Figure content listings
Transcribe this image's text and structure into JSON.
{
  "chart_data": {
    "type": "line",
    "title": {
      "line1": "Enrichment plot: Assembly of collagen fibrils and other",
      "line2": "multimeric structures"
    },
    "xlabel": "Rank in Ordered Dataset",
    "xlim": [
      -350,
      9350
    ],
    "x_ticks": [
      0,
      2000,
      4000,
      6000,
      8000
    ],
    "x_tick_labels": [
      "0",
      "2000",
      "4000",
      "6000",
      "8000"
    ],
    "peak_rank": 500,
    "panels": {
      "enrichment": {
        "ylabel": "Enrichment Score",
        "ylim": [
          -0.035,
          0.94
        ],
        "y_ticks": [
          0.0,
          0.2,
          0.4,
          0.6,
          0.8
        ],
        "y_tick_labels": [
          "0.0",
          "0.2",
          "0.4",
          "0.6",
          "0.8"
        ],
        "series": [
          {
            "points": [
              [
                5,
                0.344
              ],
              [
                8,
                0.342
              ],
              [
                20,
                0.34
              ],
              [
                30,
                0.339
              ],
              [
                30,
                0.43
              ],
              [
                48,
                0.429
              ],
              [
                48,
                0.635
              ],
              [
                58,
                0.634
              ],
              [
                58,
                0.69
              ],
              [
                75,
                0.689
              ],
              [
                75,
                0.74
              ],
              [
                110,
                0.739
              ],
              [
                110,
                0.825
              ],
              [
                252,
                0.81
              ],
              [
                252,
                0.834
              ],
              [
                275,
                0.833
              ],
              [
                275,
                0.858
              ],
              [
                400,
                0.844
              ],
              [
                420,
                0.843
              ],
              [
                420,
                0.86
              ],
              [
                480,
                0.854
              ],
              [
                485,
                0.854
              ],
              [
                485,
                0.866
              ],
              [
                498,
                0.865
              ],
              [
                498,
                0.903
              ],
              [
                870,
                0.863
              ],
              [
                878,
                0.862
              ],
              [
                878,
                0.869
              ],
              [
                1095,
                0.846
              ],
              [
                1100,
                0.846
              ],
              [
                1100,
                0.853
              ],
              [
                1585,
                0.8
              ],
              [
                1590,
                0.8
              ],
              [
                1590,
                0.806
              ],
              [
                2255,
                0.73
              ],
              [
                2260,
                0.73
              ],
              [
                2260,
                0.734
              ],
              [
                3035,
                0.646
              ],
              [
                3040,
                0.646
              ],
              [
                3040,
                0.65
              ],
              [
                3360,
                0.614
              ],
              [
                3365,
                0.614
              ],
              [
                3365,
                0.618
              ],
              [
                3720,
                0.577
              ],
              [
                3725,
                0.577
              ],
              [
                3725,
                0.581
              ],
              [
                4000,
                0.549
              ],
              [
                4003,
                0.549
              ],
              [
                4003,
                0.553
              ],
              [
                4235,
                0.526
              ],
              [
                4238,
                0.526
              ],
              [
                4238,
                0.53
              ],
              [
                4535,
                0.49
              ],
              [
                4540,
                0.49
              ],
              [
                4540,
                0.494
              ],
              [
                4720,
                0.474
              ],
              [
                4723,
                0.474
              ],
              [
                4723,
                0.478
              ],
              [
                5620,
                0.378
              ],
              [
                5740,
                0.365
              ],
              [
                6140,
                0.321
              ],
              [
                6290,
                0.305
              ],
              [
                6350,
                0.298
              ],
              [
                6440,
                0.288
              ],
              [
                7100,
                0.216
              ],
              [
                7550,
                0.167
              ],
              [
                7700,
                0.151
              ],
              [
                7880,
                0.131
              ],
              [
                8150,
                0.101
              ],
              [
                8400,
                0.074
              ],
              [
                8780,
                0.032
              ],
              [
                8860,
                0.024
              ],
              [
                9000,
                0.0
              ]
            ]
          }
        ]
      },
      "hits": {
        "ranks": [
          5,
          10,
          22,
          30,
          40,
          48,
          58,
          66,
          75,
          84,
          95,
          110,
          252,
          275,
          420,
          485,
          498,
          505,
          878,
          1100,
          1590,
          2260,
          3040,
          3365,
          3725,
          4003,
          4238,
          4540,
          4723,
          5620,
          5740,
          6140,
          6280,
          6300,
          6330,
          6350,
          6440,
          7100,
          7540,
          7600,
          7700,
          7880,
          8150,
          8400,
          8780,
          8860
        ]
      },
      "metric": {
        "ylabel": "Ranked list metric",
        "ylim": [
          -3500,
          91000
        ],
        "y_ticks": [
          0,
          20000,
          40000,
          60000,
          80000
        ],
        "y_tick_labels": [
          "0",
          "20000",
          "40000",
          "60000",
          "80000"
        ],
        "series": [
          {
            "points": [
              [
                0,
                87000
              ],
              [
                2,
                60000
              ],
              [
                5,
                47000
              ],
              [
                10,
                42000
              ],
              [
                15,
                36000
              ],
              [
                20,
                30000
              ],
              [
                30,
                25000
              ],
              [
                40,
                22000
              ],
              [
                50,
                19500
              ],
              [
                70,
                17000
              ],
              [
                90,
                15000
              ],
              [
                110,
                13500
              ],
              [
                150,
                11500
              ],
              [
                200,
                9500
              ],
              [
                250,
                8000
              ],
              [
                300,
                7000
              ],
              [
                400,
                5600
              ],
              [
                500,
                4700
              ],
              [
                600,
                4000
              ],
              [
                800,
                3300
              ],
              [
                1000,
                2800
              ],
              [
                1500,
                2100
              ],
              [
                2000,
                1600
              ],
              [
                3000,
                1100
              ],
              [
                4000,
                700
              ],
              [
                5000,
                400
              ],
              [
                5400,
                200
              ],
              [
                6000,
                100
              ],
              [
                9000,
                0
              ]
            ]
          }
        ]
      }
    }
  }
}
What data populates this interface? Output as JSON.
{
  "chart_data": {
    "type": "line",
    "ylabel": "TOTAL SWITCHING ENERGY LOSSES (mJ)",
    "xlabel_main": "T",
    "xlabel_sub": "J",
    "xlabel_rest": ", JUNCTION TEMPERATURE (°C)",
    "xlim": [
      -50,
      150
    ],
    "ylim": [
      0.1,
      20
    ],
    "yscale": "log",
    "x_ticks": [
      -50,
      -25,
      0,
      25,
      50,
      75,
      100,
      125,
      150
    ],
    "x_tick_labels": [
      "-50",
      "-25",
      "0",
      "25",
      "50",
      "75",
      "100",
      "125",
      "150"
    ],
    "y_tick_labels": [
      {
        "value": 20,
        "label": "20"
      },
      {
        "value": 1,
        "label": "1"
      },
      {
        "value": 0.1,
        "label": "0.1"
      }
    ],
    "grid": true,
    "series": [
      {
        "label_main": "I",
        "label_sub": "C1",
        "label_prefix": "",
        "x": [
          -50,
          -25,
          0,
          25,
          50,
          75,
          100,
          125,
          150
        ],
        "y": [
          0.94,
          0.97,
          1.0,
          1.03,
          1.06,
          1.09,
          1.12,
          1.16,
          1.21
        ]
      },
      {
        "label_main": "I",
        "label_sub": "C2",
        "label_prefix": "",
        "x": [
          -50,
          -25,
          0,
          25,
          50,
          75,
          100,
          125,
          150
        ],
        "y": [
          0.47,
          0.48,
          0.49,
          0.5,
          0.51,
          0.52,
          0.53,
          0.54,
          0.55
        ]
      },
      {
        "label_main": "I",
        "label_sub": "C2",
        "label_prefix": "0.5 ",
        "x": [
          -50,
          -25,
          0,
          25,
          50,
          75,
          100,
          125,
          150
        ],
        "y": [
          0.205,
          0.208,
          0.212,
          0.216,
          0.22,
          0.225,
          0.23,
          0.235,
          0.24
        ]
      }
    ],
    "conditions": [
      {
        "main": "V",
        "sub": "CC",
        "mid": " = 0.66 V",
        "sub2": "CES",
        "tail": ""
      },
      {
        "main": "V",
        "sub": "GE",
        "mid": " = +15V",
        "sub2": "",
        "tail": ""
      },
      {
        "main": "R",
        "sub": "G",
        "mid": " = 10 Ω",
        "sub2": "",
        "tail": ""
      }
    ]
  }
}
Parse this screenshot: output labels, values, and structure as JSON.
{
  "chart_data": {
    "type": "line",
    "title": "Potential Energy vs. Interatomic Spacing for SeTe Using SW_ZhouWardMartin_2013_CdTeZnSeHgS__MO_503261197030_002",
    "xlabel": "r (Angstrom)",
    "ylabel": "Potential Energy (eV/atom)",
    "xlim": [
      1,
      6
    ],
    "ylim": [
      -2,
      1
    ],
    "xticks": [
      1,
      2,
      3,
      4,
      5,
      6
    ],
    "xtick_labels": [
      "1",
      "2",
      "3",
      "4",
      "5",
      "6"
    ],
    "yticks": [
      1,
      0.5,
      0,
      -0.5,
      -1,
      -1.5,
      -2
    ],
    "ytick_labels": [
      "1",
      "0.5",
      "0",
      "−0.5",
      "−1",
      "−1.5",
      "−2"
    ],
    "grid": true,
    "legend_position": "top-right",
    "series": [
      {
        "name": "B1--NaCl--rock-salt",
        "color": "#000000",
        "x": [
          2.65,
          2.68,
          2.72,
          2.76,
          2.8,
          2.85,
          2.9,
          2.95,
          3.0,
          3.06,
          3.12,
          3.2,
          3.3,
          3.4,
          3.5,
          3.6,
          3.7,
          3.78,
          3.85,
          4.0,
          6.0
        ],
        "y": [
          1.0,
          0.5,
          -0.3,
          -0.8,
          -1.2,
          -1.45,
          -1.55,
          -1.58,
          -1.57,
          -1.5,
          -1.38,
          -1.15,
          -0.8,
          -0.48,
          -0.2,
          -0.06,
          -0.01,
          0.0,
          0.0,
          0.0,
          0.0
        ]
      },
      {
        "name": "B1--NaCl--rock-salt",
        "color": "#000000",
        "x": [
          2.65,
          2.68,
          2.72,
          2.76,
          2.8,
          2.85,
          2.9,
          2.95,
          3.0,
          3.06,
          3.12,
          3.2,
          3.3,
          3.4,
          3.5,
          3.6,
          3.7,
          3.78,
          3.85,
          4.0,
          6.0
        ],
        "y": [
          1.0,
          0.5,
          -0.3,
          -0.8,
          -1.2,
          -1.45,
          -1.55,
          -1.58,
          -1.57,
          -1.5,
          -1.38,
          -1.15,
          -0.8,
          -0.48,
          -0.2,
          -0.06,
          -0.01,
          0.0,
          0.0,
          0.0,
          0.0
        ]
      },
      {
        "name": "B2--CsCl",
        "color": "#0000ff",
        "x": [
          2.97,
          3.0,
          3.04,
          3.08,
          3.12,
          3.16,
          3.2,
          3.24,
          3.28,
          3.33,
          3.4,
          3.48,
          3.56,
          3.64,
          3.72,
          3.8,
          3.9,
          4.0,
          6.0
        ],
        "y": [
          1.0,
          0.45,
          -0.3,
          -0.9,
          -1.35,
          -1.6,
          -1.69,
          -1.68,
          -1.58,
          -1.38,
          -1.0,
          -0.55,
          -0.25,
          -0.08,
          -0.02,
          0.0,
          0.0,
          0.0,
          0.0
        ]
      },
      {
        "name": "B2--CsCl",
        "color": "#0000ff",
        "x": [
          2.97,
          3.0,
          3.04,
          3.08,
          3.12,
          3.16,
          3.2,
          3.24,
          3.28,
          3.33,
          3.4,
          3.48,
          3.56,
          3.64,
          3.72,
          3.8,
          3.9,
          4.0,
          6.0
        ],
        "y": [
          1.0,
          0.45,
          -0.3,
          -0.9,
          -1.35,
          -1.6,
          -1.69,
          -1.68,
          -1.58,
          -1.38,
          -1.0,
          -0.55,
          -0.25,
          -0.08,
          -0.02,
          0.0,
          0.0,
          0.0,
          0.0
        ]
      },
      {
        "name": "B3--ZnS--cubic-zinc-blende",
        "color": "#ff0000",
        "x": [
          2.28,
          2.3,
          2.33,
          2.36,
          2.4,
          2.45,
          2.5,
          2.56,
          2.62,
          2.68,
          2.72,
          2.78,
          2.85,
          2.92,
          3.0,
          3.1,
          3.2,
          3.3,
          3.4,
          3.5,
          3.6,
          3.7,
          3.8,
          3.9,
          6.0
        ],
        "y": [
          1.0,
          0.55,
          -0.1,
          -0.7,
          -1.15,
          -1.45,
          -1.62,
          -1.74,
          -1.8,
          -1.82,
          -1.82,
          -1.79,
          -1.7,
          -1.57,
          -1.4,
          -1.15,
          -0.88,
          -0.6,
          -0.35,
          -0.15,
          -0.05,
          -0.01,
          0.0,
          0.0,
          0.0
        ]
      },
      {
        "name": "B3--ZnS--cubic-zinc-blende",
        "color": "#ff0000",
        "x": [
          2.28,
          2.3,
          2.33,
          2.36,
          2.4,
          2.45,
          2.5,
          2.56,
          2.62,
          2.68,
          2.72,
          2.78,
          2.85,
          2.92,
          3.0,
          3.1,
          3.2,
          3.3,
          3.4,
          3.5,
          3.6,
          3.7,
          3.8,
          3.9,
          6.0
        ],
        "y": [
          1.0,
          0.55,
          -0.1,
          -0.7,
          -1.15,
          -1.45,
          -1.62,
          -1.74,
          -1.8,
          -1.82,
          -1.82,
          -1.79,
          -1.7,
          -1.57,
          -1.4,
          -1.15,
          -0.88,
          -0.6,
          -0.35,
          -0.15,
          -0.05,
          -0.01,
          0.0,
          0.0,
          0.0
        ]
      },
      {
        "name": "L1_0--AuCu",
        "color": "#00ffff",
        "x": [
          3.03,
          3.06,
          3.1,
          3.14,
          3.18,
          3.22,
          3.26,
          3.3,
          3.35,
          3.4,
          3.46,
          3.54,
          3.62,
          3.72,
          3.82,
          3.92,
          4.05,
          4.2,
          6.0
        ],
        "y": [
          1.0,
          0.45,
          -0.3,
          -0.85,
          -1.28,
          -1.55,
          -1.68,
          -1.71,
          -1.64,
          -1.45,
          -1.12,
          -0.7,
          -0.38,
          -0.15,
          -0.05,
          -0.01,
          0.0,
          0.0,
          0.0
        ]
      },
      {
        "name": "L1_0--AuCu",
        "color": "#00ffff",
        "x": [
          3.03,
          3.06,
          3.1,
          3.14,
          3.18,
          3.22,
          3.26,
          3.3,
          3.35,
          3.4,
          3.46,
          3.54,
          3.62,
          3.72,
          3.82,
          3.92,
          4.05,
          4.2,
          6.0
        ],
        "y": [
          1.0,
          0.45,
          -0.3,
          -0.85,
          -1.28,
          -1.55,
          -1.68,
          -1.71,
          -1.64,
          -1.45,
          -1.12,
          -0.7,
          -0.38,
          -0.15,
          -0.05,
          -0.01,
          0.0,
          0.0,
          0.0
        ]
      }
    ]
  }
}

**The problem**
Give every line of the material that includes the string "this".

**Result of the task**
Transcribe this image's text and structure into JSON.
What data populates this interface? Output as JSON.
Parse this screenshot: output labels, values, and structure as JSON.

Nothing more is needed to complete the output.